**INPUT MATERIAL**:

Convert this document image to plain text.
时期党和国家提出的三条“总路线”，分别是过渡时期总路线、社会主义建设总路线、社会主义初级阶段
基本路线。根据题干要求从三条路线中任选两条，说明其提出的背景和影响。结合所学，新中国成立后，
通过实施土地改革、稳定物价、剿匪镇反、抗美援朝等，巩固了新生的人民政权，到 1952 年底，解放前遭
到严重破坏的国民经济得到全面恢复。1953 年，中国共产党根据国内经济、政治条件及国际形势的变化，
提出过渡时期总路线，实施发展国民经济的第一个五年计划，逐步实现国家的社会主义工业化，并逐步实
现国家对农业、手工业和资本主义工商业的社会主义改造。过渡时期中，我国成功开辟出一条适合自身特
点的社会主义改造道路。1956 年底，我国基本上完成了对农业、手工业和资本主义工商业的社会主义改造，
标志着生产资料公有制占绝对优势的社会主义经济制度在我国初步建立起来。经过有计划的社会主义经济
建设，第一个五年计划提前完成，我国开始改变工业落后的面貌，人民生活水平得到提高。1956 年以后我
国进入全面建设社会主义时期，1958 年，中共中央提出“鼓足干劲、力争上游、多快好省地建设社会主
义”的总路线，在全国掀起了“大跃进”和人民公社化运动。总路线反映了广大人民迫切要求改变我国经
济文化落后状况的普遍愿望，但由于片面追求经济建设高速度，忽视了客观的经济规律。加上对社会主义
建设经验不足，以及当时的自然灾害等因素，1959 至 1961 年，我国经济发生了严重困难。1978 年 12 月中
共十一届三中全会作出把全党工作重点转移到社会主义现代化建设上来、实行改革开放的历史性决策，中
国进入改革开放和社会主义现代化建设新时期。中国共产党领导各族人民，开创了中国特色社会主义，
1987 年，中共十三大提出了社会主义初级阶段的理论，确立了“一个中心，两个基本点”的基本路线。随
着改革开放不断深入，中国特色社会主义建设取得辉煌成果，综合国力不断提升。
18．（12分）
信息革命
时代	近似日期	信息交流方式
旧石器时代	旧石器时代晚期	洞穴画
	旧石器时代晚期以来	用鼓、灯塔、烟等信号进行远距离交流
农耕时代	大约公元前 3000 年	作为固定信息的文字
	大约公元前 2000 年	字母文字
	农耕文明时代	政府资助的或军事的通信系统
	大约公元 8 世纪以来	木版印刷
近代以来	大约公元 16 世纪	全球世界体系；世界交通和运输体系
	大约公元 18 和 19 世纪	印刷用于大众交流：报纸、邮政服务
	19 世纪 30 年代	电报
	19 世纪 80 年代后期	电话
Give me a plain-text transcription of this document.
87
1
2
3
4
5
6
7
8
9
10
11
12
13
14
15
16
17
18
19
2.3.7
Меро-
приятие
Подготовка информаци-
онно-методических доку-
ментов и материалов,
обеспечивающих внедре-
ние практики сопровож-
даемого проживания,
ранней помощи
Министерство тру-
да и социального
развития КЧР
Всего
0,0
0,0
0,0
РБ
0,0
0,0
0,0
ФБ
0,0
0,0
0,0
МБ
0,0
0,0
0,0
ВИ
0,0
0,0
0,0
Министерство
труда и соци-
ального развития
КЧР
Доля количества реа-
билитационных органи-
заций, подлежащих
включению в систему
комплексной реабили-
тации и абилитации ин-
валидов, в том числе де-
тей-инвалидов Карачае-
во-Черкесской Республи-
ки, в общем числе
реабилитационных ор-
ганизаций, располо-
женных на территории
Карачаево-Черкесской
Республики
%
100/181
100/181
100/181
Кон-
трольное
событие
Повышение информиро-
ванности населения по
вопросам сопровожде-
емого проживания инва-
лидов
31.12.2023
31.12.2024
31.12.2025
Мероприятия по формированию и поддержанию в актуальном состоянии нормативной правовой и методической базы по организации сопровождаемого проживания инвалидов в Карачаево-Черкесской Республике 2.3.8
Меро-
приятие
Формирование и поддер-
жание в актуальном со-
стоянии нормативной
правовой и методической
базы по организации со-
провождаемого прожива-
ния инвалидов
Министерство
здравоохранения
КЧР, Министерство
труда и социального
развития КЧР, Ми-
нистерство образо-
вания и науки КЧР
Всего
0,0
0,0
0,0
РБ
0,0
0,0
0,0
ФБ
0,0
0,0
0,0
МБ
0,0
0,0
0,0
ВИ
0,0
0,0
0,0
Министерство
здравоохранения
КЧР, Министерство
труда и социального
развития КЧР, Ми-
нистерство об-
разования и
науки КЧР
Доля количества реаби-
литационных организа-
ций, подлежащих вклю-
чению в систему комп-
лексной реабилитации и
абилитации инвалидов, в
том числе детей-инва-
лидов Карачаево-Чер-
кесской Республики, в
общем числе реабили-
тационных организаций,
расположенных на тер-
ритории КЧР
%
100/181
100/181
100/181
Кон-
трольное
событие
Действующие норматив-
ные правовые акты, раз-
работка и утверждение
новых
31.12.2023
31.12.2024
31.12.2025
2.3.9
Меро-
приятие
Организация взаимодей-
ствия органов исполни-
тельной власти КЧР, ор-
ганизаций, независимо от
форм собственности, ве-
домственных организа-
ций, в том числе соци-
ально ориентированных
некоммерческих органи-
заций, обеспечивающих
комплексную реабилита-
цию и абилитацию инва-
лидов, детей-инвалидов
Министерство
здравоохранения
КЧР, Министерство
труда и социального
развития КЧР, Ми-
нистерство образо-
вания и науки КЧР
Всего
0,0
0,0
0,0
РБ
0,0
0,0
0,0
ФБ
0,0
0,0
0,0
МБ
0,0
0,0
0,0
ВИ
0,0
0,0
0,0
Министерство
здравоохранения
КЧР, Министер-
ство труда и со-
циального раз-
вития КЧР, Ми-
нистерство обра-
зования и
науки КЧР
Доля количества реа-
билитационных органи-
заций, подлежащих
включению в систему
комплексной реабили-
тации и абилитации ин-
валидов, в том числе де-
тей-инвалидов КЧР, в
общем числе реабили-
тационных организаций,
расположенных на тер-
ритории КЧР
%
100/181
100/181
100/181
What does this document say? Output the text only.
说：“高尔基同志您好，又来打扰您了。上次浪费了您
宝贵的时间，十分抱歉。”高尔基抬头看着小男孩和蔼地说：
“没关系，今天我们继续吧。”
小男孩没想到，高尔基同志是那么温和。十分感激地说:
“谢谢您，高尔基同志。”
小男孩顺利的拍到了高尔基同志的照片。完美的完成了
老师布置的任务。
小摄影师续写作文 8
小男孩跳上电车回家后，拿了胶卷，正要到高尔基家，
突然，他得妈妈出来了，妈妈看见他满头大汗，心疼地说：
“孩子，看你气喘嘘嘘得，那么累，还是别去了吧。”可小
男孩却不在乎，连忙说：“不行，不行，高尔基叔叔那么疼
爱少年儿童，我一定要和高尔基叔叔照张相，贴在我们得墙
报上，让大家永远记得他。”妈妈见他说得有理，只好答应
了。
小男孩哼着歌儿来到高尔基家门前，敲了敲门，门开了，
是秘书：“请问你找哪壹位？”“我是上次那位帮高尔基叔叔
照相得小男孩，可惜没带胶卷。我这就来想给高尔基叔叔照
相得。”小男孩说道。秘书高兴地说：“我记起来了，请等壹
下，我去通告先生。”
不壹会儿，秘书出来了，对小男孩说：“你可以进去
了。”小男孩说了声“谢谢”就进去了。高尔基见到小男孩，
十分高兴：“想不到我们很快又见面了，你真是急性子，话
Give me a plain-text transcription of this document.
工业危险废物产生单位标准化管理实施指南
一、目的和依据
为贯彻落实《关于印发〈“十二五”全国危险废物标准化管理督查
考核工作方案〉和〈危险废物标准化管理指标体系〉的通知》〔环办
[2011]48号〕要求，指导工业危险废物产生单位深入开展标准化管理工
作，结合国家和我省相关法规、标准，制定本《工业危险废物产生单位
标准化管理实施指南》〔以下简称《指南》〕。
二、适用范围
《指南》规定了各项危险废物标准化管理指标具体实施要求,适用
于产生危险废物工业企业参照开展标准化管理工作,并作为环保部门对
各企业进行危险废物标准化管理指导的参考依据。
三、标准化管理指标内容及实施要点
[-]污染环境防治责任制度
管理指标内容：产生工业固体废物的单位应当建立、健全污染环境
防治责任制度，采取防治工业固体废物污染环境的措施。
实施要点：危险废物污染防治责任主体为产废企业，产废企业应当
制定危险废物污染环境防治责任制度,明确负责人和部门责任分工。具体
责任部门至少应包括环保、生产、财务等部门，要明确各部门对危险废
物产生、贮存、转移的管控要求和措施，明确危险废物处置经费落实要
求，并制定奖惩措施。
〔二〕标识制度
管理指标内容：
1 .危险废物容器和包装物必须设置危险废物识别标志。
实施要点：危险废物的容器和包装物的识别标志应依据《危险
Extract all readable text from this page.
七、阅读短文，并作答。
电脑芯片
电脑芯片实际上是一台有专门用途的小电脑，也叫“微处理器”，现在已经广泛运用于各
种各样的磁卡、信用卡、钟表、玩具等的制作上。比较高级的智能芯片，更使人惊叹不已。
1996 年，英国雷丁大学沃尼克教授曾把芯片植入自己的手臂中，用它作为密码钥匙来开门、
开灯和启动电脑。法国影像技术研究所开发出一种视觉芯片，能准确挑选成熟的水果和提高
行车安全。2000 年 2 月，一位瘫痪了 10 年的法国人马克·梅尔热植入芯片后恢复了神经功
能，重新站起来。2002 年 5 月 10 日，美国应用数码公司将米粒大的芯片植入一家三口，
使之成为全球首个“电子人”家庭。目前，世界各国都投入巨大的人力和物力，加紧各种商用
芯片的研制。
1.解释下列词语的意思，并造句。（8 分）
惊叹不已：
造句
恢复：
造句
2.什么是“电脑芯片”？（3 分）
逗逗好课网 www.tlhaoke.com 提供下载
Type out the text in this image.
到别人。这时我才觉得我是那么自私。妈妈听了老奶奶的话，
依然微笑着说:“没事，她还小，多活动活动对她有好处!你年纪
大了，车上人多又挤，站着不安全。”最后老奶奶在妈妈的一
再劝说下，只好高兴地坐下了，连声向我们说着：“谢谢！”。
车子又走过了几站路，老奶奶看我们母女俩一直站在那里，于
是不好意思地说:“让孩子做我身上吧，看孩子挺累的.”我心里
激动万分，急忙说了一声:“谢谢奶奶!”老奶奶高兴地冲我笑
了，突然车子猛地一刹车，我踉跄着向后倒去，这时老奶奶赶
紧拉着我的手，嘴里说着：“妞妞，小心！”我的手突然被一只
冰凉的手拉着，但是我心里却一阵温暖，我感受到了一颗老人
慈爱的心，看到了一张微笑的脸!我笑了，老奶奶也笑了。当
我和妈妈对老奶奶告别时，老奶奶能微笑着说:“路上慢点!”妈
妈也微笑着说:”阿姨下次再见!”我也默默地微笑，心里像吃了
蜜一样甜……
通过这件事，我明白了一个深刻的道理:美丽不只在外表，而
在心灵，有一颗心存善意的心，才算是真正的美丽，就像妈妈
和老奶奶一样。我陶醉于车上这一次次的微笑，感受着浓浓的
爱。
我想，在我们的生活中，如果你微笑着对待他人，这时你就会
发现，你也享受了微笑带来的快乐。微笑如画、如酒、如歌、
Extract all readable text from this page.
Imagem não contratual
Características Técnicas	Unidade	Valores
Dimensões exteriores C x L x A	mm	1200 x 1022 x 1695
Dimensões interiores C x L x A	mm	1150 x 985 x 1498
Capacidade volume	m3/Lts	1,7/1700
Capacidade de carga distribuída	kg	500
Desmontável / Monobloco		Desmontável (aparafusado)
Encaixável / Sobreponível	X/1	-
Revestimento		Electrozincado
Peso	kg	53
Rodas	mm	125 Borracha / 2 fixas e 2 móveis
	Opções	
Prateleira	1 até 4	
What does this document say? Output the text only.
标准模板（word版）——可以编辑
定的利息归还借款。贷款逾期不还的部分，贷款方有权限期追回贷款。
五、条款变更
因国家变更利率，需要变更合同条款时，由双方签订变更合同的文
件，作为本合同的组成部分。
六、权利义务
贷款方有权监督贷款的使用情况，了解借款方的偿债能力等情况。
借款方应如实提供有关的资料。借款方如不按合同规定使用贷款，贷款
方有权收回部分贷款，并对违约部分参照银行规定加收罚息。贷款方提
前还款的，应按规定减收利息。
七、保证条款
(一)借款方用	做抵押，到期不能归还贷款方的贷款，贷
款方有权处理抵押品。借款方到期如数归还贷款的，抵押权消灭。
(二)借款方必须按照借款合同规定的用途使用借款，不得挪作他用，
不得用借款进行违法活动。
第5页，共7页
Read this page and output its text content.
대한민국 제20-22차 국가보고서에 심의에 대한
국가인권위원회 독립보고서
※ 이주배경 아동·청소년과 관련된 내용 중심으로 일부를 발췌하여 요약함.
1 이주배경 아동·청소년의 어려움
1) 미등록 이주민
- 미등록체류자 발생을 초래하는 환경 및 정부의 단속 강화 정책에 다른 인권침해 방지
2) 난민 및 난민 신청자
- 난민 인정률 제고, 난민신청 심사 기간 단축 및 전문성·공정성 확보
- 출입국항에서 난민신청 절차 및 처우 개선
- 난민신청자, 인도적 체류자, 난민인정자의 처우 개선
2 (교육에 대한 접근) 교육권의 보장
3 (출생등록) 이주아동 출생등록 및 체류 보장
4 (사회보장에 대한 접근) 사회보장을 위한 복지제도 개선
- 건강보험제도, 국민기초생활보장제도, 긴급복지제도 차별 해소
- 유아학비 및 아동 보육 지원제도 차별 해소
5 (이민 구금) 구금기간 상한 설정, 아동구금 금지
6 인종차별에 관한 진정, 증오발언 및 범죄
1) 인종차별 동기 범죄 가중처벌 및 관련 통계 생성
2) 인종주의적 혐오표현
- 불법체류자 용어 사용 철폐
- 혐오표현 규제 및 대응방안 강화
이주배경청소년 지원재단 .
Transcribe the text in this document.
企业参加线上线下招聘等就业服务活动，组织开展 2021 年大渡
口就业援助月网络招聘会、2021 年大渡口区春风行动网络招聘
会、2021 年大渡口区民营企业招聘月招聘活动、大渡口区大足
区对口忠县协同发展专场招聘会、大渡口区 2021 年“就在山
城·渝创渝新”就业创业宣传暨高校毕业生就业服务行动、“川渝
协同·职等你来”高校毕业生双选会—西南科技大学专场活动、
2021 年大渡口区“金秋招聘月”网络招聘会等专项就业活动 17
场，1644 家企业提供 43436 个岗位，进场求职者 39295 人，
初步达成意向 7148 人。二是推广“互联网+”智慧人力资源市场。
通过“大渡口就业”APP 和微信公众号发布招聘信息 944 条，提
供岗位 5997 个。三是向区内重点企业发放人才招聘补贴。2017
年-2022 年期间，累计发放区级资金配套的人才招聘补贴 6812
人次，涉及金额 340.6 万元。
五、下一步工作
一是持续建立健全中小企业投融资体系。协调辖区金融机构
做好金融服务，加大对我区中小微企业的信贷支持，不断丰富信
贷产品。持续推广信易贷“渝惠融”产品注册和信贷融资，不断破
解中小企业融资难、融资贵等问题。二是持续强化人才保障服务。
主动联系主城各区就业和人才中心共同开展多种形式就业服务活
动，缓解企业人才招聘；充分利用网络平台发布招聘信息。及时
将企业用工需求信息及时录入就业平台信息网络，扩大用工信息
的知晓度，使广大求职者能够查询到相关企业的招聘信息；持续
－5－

**WHAT TO PRODUCE**: Extract all lines that hold the word "проживания".

**RESPONSE TO THIS EXERCISE**:
даемого проживания,
емого проживания инва-
Мероприятия по формированию и поддержанию в актуальном состоянии нормативной правовой и методической базы по организации сопровождаемого проживания инвалидов в Карачаево-Черкесской Республике 2.3.8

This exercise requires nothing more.